YOUR TASK ▸
Copy each line that contains the string "Factor".

PROVIDED ENTRIES ▸
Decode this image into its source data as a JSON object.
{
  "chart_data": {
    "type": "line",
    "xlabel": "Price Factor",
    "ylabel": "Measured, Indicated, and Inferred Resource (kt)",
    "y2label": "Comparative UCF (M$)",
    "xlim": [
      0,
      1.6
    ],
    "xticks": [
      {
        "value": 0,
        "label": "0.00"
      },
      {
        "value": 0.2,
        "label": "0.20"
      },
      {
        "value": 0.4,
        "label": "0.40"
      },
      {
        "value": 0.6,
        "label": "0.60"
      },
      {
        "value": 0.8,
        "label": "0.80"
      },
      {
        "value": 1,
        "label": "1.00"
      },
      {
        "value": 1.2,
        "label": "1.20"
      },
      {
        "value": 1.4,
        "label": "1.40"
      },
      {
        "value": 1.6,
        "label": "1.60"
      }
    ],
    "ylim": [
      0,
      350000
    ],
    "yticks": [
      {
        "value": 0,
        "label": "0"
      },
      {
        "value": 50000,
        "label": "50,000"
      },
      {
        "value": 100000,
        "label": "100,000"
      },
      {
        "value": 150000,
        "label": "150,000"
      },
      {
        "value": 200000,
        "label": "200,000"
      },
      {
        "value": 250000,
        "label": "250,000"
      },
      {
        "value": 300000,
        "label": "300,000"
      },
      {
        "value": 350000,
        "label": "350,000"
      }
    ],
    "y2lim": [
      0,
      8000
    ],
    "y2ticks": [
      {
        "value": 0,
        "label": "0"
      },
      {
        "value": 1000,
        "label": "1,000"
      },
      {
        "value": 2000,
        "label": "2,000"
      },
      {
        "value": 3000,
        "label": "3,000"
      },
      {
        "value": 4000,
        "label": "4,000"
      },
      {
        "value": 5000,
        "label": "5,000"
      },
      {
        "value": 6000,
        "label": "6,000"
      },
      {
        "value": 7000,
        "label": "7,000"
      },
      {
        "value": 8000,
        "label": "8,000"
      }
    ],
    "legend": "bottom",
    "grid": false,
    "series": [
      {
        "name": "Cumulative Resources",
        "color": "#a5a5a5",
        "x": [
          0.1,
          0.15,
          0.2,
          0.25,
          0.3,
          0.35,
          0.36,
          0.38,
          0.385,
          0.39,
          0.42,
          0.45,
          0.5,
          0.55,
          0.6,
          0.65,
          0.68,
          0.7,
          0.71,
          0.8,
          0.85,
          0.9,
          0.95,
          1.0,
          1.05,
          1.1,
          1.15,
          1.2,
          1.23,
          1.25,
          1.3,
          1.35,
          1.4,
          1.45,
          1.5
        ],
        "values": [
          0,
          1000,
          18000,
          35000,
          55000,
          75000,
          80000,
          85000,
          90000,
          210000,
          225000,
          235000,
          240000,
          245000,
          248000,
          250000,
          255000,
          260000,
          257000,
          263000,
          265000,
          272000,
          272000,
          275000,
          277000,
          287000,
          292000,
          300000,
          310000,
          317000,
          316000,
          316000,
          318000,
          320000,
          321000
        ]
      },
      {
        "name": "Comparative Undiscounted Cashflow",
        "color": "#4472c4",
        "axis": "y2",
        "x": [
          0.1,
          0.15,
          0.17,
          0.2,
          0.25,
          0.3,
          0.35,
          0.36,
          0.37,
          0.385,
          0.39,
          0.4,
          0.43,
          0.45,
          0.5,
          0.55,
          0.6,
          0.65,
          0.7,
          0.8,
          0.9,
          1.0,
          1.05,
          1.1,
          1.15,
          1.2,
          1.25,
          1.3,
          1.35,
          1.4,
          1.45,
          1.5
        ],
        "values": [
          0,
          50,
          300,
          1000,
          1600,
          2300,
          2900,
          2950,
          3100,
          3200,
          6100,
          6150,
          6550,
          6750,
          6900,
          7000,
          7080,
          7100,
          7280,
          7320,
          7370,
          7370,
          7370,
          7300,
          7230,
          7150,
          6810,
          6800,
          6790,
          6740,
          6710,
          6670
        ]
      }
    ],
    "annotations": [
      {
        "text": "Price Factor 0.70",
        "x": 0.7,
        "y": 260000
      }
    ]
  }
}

EXERCISE ANSWER ▸
    "xlabel": "Price Factor",
        "text": "Price Factor 0.70",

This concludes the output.